**** BLOC DE TEXTE

Dans la province de Cibitoke, les grossesses précoces constituent un frein majeur à l’éducation des jeunes filles. De nombreuses écolières tombent enceintes avant d’achever leur scolarité, souvent victimes de camarades de classe, d’enseignants ou encore de chauffeurs qui les séduisent avec des cadeaux. Ce phénomène persistant inquiète parents, éducateurs et associations qui multiplient les efforts pour y remédier.
Une mère résidant dans la zone témoigne : « Dans mon entourage, l’éducation des jeunes filles est en perte de vitesse. Elles sont attirées par des promesses matérielles et tombent enceintes, compromettant ainsi leur avenir. » Pire encore, certains coupables échappent à la justice, les familles préférant régler les affaires à l’amiable plutôt que d’engager des poursuites.
Un impact durable sur l’avenir des jeunes filles
Les conséquences des grossesses précoces sont lourdes pour les adolescentes concernées. Une habitante de Rugombo souligne que la majorité des écoles de la région enregistrent au moins un cas par an et que peu de ces jeunes mères reprennent leurs études après l’accouchement. « La pression sociale et le jugement des autres pèsent lourdement sur elles et leurs familles », déplore-t-elle.
En plus d’un parcours scolaire interrompu, ces jeunes filles se retrouvent souvent livrées à elles-mêmes, sans moyens de subsistance ni soutien adéquat. Le poids des traditions et des stéréotypes ancre encore l’idée que leur avenir scolaire est définitivement compromis après une grossesse.

********
**** EXTRAITS DE DONNÉES

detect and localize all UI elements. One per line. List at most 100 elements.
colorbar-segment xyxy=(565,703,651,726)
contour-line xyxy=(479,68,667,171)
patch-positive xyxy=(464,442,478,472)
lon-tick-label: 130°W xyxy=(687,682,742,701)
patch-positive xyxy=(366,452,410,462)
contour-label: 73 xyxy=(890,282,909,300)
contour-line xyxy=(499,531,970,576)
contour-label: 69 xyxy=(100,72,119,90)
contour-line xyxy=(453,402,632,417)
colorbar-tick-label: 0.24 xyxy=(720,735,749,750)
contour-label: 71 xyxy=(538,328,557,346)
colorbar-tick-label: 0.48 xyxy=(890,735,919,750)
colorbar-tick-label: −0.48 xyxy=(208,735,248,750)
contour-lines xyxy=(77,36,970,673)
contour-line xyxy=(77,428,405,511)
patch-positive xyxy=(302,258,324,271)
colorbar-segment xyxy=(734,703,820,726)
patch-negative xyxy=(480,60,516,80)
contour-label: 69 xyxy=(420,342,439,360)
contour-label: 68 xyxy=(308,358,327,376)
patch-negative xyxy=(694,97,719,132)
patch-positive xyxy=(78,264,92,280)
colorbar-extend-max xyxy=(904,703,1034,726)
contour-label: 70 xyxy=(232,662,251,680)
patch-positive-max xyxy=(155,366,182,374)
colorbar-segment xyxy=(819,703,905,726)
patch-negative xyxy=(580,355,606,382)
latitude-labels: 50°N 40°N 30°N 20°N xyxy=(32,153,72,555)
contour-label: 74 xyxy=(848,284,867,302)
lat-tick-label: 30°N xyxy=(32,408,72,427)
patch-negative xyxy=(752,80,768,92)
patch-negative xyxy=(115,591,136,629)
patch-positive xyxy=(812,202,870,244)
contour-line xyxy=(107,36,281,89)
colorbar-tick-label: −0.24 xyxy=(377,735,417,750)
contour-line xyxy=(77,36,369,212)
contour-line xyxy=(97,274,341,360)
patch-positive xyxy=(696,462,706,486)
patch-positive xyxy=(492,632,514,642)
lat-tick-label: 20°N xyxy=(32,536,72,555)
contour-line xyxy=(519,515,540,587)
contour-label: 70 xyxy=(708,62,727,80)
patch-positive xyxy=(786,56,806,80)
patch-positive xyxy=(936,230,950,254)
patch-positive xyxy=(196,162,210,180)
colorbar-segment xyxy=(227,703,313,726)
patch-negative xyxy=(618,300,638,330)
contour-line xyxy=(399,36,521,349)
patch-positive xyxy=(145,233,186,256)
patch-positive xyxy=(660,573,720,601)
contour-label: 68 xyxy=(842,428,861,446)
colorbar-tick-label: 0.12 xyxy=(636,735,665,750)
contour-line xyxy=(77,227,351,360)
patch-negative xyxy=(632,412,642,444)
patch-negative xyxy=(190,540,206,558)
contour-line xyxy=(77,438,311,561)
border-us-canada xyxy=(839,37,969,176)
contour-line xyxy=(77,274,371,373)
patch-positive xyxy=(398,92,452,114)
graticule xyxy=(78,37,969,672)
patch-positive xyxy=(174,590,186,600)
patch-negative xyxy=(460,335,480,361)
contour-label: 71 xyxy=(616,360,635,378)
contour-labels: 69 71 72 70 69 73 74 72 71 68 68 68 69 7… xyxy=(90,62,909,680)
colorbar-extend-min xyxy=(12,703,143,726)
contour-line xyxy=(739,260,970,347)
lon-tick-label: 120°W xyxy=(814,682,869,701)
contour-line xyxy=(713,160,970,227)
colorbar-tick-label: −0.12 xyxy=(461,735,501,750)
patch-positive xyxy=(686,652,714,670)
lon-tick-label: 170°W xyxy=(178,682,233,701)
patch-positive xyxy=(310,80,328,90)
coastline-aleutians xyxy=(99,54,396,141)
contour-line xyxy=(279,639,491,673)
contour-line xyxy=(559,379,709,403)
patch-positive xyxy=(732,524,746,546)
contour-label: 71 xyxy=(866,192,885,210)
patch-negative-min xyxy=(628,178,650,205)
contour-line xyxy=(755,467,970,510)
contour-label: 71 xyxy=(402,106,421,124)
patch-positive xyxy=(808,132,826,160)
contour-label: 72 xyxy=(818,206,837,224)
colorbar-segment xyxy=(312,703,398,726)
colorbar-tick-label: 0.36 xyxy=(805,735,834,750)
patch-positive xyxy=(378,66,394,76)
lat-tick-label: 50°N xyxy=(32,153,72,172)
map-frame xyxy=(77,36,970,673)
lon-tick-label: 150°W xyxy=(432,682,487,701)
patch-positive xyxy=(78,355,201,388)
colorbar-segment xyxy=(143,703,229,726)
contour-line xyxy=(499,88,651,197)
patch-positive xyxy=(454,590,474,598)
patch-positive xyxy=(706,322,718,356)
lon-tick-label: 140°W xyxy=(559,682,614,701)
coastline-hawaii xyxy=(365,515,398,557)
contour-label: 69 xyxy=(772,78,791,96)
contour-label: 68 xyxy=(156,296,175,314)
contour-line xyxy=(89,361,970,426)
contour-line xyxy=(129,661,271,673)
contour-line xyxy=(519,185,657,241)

********

§ **TRAVAIL À FAIRE**
1/ Pouvez-vous réécrire le passage du texte sur les grossesses précoces qui s'ouvre sur « Dans la province » et se clôt sur « pour y remédier. », en y remplaçant « chauffeurs » par « conducteurs » ?
2/ Pourriez-vous poursuivre le texte sur les grossesses précoces à partir de sa dernière phrase ?
Le matériel n'a aucun lien avec le texte sur les grossesses précoces.

§ **RÉPONSES PAR TÂCHE**
1/
Dans la province de Cibitoke, les grossesses précoces constituent un frein majeur à l’éducation des jeunes filles. De nombreuses écolières tombent enceintes avant d’achever leur scolarité, souvent victimes de camarades de classe, d’enseignants ou encore de conducteurs qui les séduisent avec des cadeaux. Ce phénomène persistant inquiète parents, éducateurs et associations qui multiplient les efforts pour y remédier.

2/
Des initiatives pour lutter contre le fléau
Conscient de l’ampleur du problème, le directeur provincial de l’Éducation à Cibitoke, Joseph Nyandwi, affirme que des actions sont menées pour endiguer le phénomène. Selon lui, 12 cas ont été enregistrés au premier trimestre de l’année scolaire 2024-2025, un chiffre en baisse par rapport aux 30 cas de l’année précédente.
Parmi les initiatives mises en place figure le projet des « tantes et pères d’école », qui organise régulièrement des réunions de sensibilisation sur l’éducation sexuelle et les dangers des relations précoces. Le centre de santé « Ami des jeunes », en collaboration avec des ONG comme World Vision, contribue également à informer les adolescents sur leur santé sexuelle et reproductive.
Un rôle clé pour les parents et la communauté
Les parents ont un rôle essentiel à jouer dans la lutte contre les grossesses précoces. Joseph Nyandwi les exhorte à encadrer leurs enfants et à participer activement aux réunions organisées par les écoles. « Certaines filles abandonnent l’école en pensant qu’il n’y a plus d’avenir pour elles. Pourtant, avec une bonne éducation, elles peuvent devenir entrepreneuses et bâtir leur propre avenir », souligne-t-il.
Anastasie Ngabire, responsable de l’école fondamentale Rugombo II et « Tante » au sein de l’établissement, témoigne de l’impact positif du programme de sensibilisation. « Notre école enregistrait cinq cas de grossesses par an. Depuis l’année dernière, aucun cas n’a été signalé. » Elle insiste sur l’importance d’adapter les discussions en fonction de l’âge et du sexe des élèves, permettant ainsi un dialogue plus libre et efficace.
Un combat collectif pour un avenir meilleur
Les efforts pour combattre ce fléau doivent être renforcés à tous les niveaux. L’initiative « Komeza Wige » a déjà contribué en distribuant des serviettes hygiéniques aux jeunes filles défavorisées, réduisant ainsi leur dépendance à des hommes en quête d’avantages sexuels. Toutefois, d’autres mesures sont nécessaires pour protéger ces adolescentes et leur garantir un avenir éducatif stable.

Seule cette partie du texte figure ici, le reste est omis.